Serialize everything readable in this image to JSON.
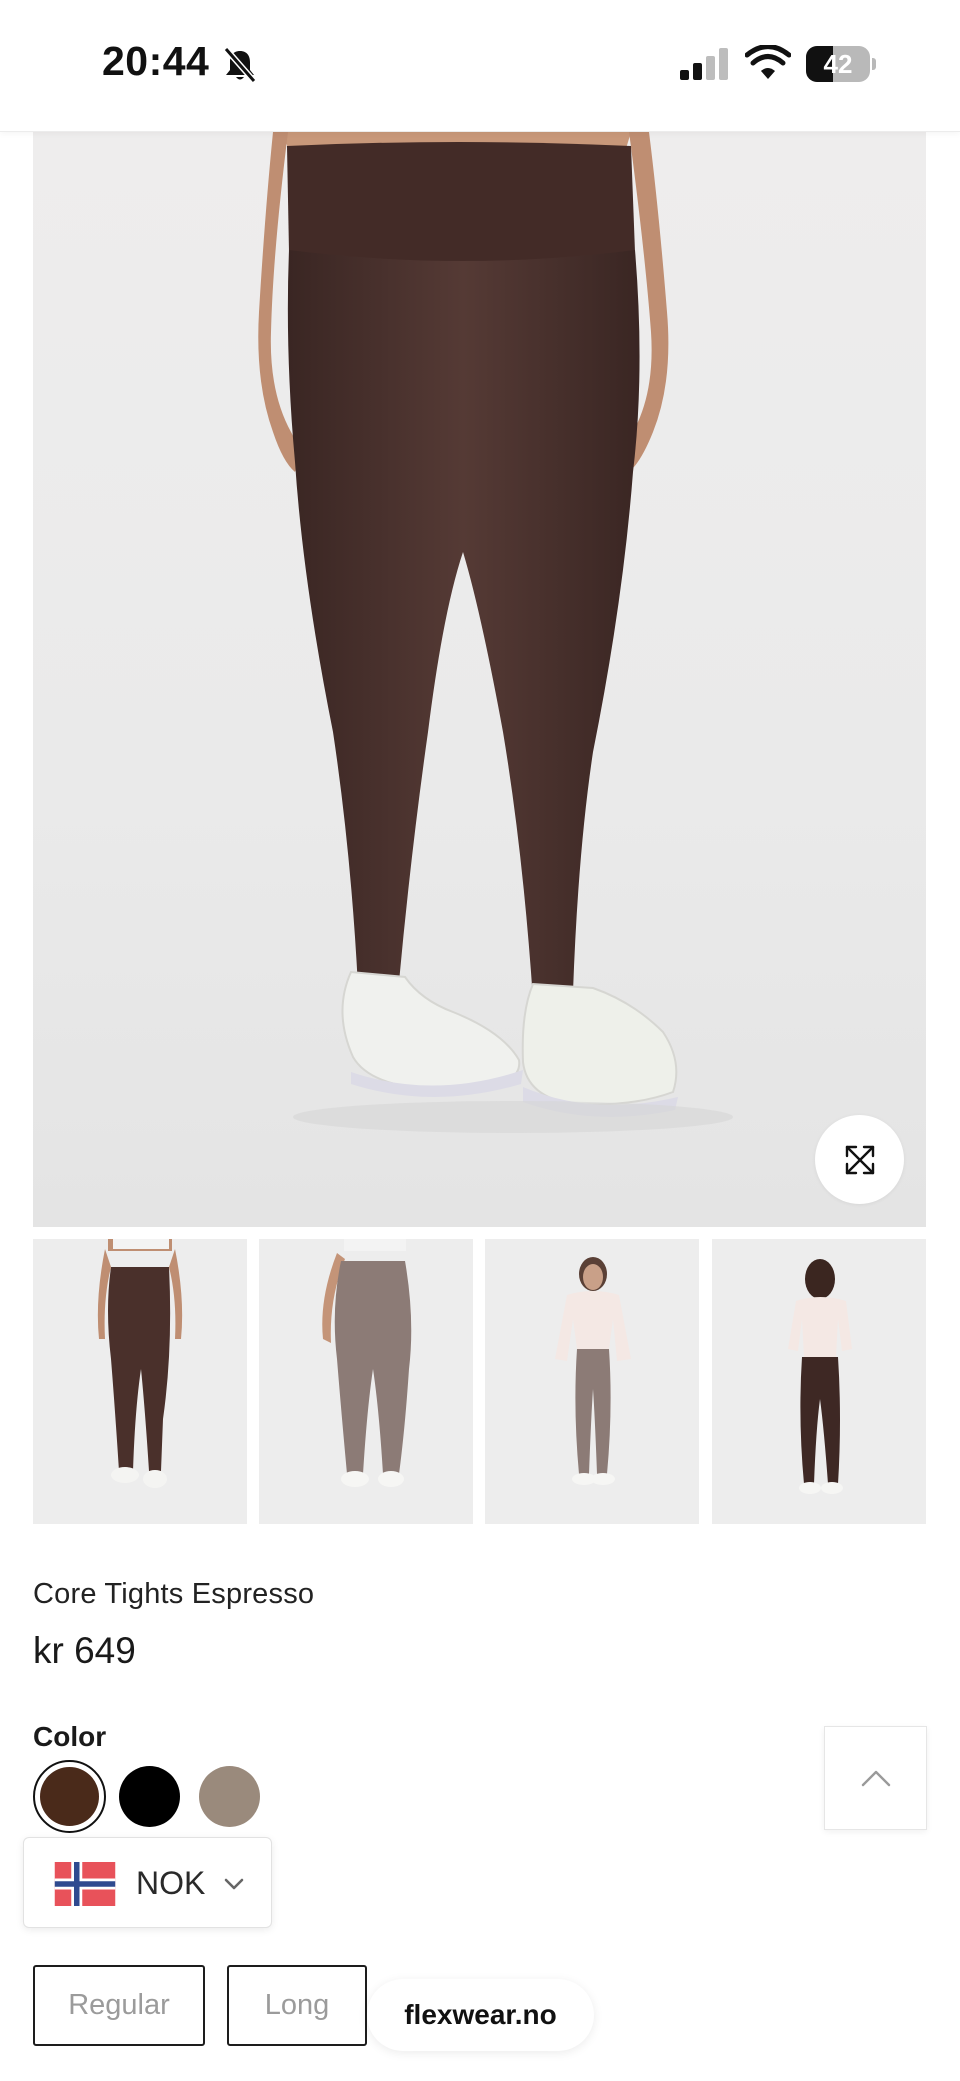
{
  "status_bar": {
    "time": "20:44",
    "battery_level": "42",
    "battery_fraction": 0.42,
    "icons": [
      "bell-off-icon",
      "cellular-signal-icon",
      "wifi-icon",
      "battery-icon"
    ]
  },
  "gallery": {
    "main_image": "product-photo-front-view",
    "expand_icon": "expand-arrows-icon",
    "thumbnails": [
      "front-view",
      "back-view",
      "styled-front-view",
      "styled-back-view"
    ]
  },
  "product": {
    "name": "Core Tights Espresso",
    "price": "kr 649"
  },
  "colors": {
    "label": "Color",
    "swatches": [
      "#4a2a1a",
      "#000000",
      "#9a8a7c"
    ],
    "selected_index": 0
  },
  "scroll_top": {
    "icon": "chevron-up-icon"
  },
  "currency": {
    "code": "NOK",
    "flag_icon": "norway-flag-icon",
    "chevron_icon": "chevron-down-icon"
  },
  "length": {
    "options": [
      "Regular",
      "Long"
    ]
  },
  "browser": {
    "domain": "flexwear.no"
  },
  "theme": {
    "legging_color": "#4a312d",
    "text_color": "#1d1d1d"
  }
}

┄┄┄┄┄┄┄┄┄┄┄┄┄┄┄┄┄┄┄┄

| SET EXERCISE |
All the material shown above is to be copied exactly, with no pictures carried over.

| TASK ANSWER |
Serialize everything readable in this image to JSON.
{
  "status_bar": {
    "time": "20:44",
    "battery_level": "42",
    "battery_fraction": 0.42,
    "icons": [
      "bell-off-icon",
      "cellular-signal-icon",
      "wifi-icon",
      "battery-icon"
    ]
  },
  "gallery": {
    "main_image": "product-photo-front-view",
    "expand_icon": "expand-arrows-icon",
    "thumbnails": [
      "front-view",
      "back-view",
      "styled-front-view",
      "styled-back-view"
    ]
  },
  "product": {
    "name": "Core Tights Espresso",
    "price": "kr 649"
  },
  "colors": {
    "label": "Color",
    "swatches": [
      "#4a2a1a",
      "#000000",
      "#9a8a7c"
    ],
    "selected_index": 0
  },
  "scroll_top": {
    "icon": "chevron-up-icon"
  },
  "currency": {
    "code": "NOK",
    "flag_icon": "norway-flag-icon",
    "chevron_icon": "chevron-down-icon"
  },
  "length": {
    "options": [
      "Regular",
      "Long"
    ]
  },
  "browser": {
    "domain": "flexwear.no"
  },
  "theme": {
    "legging_color": "#4a312d",
    "text_color": "#1d1d1d"
  }
}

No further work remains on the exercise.